[Extracted records]
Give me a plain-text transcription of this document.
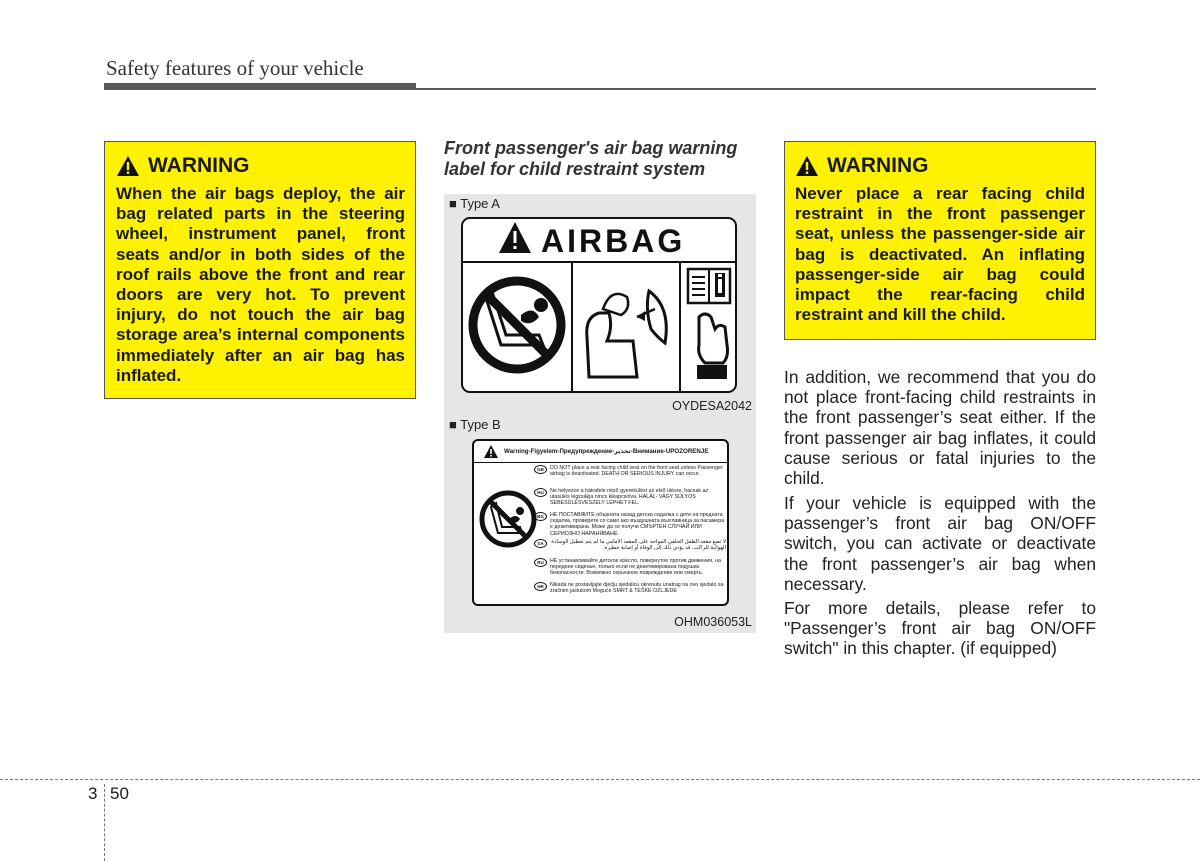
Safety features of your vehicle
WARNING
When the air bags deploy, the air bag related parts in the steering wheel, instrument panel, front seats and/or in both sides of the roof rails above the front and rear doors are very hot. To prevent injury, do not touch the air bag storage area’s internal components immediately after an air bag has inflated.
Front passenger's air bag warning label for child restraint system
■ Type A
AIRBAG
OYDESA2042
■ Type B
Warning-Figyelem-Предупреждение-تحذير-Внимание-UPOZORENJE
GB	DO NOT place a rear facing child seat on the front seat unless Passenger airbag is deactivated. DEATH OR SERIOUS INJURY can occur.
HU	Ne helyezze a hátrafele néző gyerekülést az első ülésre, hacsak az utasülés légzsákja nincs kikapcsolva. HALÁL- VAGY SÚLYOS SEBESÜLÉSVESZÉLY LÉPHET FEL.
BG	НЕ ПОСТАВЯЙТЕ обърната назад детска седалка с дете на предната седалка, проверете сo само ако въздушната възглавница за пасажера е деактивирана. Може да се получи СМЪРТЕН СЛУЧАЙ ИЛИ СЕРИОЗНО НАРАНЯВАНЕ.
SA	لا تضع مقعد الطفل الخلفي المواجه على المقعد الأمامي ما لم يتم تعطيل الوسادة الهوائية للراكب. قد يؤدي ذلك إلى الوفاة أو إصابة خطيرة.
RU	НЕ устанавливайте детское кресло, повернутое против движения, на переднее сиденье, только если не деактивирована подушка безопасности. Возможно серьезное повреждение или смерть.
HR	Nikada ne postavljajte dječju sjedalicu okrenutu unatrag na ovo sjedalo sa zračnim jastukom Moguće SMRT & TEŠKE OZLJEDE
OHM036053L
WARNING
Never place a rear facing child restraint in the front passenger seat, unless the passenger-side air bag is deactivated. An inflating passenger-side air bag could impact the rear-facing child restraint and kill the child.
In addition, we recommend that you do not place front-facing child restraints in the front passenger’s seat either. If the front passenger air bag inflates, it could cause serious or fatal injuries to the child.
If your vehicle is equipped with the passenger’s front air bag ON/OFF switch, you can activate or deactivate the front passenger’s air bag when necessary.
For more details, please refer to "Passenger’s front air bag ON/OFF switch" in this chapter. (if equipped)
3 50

---

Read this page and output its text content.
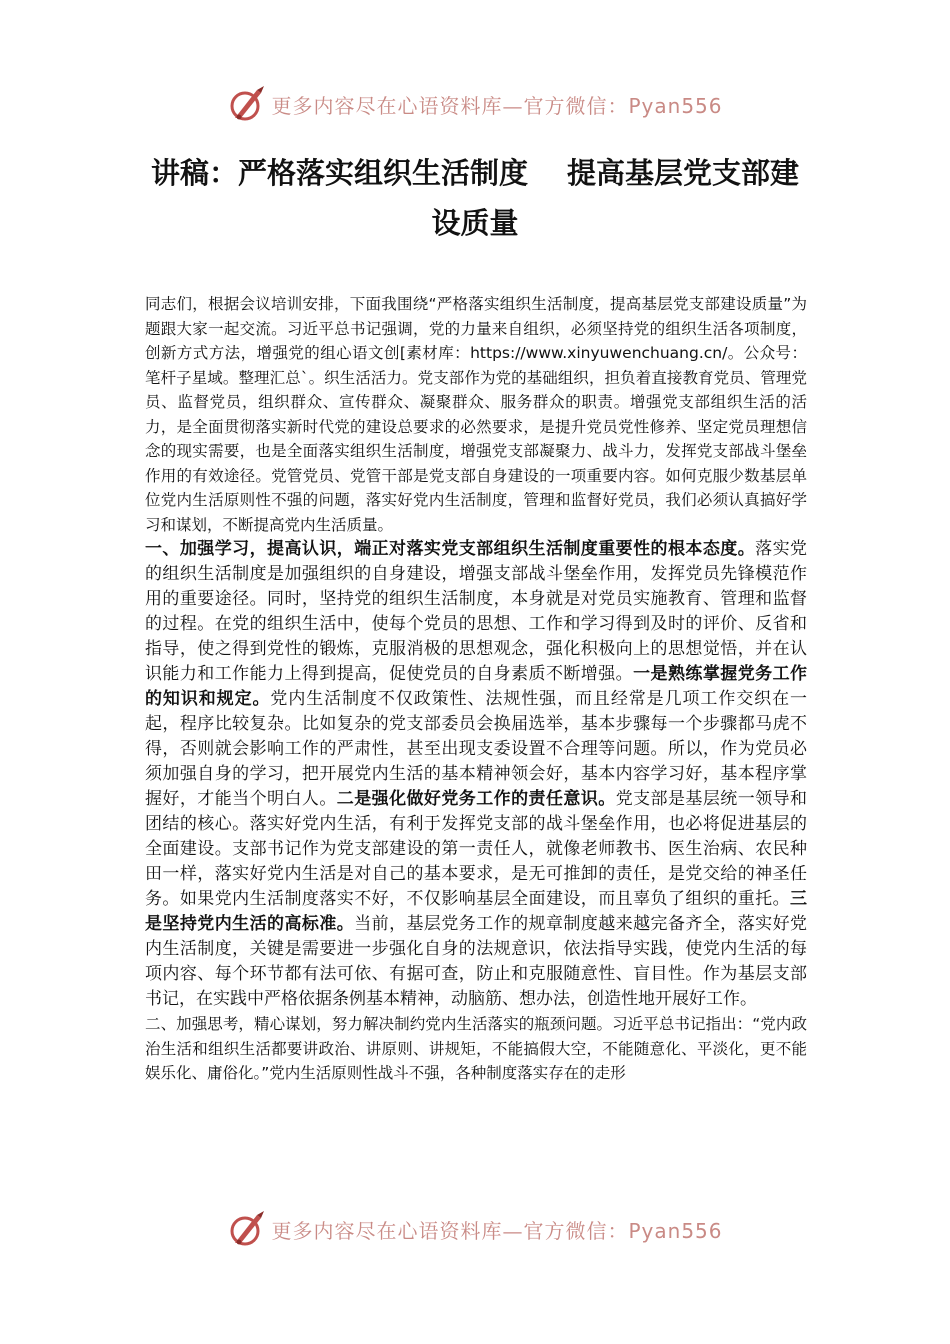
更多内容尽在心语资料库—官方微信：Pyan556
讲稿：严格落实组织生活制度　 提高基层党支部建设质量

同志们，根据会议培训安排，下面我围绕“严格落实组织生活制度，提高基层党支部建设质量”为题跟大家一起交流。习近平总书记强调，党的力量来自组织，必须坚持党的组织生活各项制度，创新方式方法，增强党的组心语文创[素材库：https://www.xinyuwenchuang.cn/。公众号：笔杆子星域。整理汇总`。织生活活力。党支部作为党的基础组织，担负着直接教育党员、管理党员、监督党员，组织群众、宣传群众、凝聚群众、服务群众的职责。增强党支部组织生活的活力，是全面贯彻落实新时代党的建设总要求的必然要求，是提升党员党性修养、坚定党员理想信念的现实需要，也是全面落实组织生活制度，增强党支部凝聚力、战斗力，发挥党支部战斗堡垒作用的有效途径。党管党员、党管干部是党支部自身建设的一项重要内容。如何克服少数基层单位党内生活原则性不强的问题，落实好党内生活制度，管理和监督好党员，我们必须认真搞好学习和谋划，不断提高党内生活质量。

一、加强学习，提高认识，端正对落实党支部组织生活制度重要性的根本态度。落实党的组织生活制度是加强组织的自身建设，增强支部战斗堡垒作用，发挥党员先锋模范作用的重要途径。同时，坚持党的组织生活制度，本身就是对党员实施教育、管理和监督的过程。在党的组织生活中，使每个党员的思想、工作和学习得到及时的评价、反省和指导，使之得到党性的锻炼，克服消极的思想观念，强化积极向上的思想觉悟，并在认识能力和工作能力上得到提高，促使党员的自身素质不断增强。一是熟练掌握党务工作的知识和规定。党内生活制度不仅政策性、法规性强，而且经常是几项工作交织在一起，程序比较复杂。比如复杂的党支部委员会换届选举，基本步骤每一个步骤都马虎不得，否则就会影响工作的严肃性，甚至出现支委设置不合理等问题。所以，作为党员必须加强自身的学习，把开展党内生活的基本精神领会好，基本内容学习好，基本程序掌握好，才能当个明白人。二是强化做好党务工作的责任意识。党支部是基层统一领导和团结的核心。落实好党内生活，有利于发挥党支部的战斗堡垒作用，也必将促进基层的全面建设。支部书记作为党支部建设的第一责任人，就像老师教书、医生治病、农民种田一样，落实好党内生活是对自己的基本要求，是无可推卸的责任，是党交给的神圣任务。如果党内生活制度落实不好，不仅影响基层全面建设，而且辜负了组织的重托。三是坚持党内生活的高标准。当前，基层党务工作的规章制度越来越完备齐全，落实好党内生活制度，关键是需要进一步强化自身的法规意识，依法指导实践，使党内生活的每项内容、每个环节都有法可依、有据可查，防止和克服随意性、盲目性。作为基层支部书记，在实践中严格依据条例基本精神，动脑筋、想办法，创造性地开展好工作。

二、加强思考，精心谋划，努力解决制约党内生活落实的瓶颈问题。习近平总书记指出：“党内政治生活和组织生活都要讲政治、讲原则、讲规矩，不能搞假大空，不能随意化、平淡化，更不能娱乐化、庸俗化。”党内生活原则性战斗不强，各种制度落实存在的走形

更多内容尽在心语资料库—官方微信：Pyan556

[SET PROBLEM] Copy all lines from the data that hold the word "equipped".

[ANSWER FOR THE TASK]
If your vehicle is equipped with the passenger’s front air bag ON/OFF switch, you can activate or deactivate the front passenger’s air bag when necessary.
For more details, please refer to "Passenger’s front air bag ON/OFF switch" in this chapter. (if equipped)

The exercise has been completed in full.